▶ _Given exercise 1_: Retype the rows of the data listing, starting at the first row and continuing through the row containing "band-35-40-b [170,710,200,715]".

▶ _Quoted passage_:

================================

It’s possible that the situation would ultimately return to normal had it not been for the activities of guerrillas. Neither McNeill nor the Confederate commanders ever executed as many men as they could, but guerrillas had no such qualms. Hungry for weapons and food, Confederate guerrillas “scouted” the countryside, stealing everything they could and abusing Unionist civilians, even to the point of reenacting Allsman’s murder. Reports of many cities in Missouri and Kansas were head in pikes with warnings to abolitionists appeared. Moreover, the marauders took special pleasure in ambushing and murdering Black Union troops and contrabands of war, “leaving the corpses so disfigured that it’s impossible to even determine the sex of the victim.” Yankee commanders retaliated by taking civilians prisoner in Federal camps and putting Confederate prisoners to hard work, so that rebel attacks would result in casualties among their own. But this was not enough, and soon enough Union partisans started to copy the methods of their rivals.

The most famous partisan was Bloody Bill Anderson, a man who had split off from another raider, William Quantrill. Leading a band of “pathological killers like their leader”, Bloody Bill and his men sowed terror and devastation through Kansas and Missouri, murdering and even scalping Unionists and unarmed Northern soldiers. In Centralia, in late 1862, Anderson destroyed a train, murdered unarmed Union soldiers in furlough, and then “Chased out of town by three companies of militia, the guerrillas picked up 175 allies from other bands, turned on their pursuers, and slaughtered 124 of the 147 men, including the wounded, whom they shot in the head.” William Quantrill, not to be outdone by his pupil, committed an even greater atrocity in Lawrence, the old center of Kansas Free-Soilism. Ordered to “Kill every male and burn every house”, Quantrill’s raiders massacred “182 men and boys and burned 185 buildings in Lawrence.”

The Union response, by both the Army and partisans, was swift and ruthless. David Hunter, John McNeill and Thomas Ewing started a manhunt that saw hundreds of partisans captured and immediately shot or hung. More than 10,000 Missourians were banished from the border areas, “leaving these counties a wasteland for years”. Guerrilla bands such as the 7th Kansas Cavalry, also known as Jennison’s Jayhawkers, “plundered and killed their way across western Missouri”, resolved to “exterminate rebellion and slaveholders in the most literal manner possible.” This particular guerrilla group included none other than John Brown Jr., and it’s said to have gone into battle singing “We’ll hang each damn reb from a sour apple tree!” “Jayhawking Kansans and bushwhacking Missourians took no prisoners, killed in cold blood, plundered and pillaged and burned (but almost never raped) without stint”, says James McPherson, and this last point has even been questioned by historians like Kim Murphy.

================================

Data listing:

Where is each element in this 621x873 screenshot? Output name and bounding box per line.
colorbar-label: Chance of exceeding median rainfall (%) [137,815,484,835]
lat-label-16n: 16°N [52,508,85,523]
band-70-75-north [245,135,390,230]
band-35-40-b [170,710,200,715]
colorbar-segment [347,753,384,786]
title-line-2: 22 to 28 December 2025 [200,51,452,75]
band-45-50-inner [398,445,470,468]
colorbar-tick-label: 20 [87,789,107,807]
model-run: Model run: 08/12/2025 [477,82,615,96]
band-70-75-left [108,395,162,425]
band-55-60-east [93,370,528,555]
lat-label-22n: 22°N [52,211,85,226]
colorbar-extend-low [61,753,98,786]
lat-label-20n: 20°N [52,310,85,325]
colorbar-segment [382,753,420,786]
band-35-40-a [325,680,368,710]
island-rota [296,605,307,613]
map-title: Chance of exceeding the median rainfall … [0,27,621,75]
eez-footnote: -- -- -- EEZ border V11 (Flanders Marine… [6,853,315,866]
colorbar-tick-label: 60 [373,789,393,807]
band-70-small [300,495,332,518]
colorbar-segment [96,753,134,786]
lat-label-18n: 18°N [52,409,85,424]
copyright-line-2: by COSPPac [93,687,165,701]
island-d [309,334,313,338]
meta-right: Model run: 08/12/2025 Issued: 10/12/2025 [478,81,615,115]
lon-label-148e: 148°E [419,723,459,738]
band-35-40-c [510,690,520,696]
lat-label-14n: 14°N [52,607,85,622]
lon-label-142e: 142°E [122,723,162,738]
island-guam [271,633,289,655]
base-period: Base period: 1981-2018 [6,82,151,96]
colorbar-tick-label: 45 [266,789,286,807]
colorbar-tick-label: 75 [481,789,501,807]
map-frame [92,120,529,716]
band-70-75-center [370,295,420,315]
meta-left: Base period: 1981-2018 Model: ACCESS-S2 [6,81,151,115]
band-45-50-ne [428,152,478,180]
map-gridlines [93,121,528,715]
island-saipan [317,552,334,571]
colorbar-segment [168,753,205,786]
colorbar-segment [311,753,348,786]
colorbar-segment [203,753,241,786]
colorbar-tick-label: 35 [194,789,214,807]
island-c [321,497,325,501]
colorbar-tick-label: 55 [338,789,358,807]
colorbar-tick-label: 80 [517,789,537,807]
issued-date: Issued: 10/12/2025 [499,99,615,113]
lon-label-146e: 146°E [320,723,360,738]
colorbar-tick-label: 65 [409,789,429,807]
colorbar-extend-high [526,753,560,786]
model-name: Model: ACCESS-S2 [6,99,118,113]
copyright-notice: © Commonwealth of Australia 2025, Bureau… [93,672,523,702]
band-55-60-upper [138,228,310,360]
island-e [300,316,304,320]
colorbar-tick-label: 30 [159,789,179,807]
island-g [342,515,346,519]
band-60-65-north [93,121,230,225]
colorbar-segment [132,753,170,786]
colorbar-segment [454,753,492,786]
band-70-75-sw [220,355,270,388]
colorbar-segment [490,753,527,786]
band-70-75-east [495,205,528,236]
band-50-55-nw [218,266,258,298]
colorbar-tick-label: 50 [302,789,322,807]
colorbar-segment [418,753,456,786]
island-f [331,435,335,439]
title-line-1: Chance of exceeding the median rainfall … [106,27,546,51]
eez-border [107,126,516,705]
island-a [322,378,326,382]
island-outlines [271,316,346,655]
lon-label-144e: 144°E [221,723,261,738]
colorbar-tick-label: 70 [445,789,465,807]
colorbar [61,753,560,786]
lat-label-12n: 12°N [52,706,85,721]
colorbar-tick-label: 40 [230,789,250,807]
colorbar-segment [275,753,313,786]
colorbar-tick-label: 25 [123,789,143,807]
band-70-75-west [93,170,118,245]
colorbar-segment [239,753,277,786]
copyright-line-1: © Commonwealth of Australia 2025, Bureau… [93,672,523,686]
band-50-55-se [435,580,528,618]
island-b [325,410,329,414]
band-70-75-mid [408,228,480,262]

================================

▶ _Given exercise 2_:
Using the passage on Civil War guerrillas, answer these:
(a) Which raider had Bloody Bill Anderson split off from?
(b) How many buildings did Quantrill's raiders burn in Lawrence?
(c) How many Missourians were banished from the border areas?

▶ _Full answer 1_:
Where is each element in this 621x873 screenshot? Output name and bounding box per line.
colorbar-label: Chance of exceeding median rainfall (%) [137,815,484,835]
lat-label-16n: 16°N [52,508,85,523]
band-70-75-north [245,135,390,230]
band-35-40-b [170,710,200,715]

▶ _Full answer 2_:
(a) William Quantrill
(b) 185
(c) More than 10,000